* [WHAT IS NEEDED] Reproduce the source records verbatim, starting with the first line and ending with the line that contains "q2-option-a2: ,2] bbox=[134, 537, 149, 552]", including both of those lines.

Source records
------

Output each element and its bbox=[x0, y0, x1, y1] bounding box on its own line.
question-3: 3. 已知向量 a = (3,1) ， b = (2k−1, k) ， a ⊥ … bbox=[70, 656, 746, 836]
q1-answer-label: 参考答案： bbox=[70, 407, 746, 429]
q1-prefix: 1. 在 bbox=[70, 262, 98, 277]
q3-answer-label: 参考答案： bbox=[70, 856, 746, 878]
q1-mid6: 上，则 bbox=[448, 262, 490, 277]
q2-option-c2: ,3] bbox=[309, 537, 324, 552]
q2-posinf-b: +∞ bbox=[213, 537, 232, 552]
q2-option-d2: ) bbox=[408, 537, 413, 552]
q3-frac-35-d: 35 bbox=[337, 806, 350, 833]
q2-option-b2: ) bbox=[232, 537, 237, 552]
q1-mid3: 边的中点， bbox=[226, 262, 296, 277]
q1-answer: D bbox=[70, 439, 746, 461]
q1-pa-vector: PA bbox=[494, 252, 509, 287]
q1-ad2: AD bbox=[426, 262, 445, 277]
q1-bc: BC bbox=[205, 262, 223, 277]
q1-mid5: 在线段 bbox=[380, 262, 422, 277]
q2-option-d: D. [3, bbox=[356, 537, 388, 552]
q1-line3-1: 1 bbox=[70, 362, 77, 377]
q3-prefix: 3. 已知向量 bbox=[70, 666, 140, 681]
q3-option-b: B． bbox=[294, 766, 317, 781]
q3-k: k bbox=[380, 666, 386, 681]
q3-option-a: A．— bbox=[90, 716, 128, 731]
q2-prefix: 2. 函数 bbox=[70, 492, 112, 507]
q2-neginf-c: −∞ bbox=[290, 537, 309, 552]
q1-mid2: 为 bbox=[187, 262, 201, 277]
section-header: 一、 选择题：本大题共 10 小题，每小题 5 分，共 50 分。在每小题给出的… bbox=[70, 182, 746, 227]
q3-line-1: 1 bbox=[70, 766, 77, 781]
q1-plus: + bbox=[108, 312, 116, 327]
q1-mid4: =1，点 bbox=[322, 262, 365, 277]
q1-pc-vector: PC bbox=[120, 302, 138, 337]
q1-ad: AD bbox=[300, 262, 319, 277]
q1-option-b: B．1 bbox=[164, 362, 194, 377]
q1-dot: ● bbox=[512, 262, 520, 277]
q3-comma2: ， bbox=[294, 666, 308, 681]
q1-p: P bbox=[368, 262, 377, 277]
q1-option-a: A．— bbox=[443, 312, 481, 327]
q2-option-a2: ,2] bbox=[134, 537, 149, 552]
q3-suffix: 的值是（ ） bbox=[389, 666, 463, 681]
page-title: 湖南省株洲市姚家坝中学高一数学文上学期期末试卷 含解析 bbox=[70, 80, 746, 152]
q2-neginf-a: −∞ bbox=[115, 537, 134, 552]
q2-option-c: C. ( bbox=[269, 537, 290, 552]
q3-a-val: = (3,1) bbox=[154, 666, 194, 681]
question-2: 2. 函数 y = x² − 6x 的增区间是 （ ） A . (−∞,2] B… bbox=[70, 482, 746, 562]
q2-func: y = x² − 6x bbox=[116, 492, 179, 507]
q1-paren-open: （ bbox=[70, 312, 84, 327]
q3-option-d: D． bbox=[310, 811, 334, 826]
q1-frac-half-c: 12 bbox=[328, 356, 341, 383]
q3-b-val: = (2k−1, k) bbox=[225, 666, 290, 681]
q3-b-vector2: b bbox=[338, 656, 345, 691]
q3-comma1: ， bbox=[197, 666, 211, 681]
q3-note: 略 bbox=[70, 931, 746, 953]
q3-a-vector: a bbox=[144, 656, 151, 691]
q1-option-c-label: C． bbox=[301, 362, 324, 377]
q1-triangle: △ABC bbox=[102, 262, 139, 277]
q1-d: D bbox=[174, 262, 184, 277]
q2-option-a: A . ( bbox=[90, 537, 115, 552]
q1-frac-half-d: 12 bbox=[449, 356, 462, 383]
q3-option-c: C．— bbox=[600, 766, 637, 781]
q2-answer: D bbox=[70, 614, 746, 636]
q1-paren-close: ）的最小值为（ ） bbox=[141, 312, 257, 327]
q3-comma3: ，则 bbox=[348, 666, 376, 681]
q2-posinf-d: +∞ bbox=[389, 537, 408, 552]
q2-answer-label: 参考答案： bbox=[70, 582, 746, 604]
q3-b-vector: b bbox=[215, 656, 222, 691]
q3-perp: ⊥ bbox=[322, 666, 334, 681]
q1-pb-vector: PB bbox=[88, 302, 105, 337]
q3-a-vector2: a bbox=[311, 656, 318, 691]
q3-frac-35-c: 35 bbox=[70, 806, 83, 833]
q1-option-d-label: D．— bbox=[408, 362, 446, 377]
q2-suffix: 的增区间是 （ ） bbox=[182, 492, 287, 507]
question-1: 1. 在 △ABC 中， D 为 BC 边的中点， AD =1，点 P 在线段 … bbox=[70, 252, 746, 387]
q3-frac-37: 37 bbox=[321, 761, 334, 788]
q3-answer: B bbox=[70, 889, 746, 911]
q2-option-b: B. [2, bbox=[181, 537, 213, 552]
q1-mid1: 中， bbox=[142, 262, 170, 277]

------

* [OUTPUT BELOW]
Output each element and its bbox=[x0, y0, x1, y1] bounding box on its own line.
question-3: 3. 已知向量 a = (3,1) ， b = (2k−1, k) ， a ⊥ … bbox=[70, 656, 746, 836]
q1-answer-label: 参考答案： bbox=[70, 407, 746, 429]
q1-prefix: 1. 在 bbox=[70, 262, 98, 277]
q3-answer-label: 参考答案： bbox=[70, 856, 746, 878]
q1-mid6: 上，则 bbox=[448, 262, 490, 277]
q2-option-c2: ,3] bbox=[309, 537, 324, 552]
q2-posinf-b: +∞ bbox=[213, 537, 232, 552]
q2-option-d2: ) bbox=[408, 537, 413, 552]
q3-frac-35-d: 35 bbox=[337, 806, 350, 833]
q2-option-b2: ) bbox=[232, 537, 237, 552]
q1-mid3: 边的中点， bbox=[226, 262, 296, 277]
q1-answer: D bbox=[70, 439, 746, 461]
q1-pa-vector: PA bbox=[494, 252, 509, 287]
q1-ad2: AD bbox=[426, 262, 445, 277]
q1-bc: BC bbox=[205, 262, 223, 277]
q1-mid5: 在线段 bbox=[380, 262, 422, 277]
q2-option-d: D. [3, bbox=[356, 537, 388, 552]
q1-line3-1: 1 bbox=[70, 362, 77, 377]
q3-prefix: 3. 已知向量 bbox=[70, 666, 140, 681]
q3-option-b: B． bbox=[294, 766, 317, 781]
q3-k: k bbox=[380, 666, 386, 681]
q3-option-a: A．— bbox=[90, 716, 128, 731]
q2-prefix: 2. 函数 bbox=[70, 492, 112, 507]
q2-neginf-c: −∞ bbox=[290, 537, 309, 552]
q1-mid2: 为 bbox=[187, 262, 201, 277]
section-header: 一、 选择题：本大题共 10 小题，每小题 5 分，共 50 分。在每小题给出的… bbox=[70, 182, 746, 227]
q3-line-1: 1 bbox=[70, 766, 77, 781]
q1-plus: + bbox=[108, 312, 116, 327]
q1-mid4: =1，点 bbox=[322, 262, 365, 277]
q1-pc-vector: PC bbox=[120, 302, 138, 337]
q1-ad: AD bbox=[300, 262, 319, 277]
q1-option-b: B．1 bbox=[164, 362, 194, 377]
q1-dot: ● bbox=[512, 262, 520, 277]
q3-comma2: ， bbox=[294, 666, 308, 681]
q1-p: P bbox=[368, 262, 377, 277]
q1-option-a: A．— bbox=[443, 312, 481, 327]
q2-option-a2: ,2] bbox=[134, 537, 149, 552]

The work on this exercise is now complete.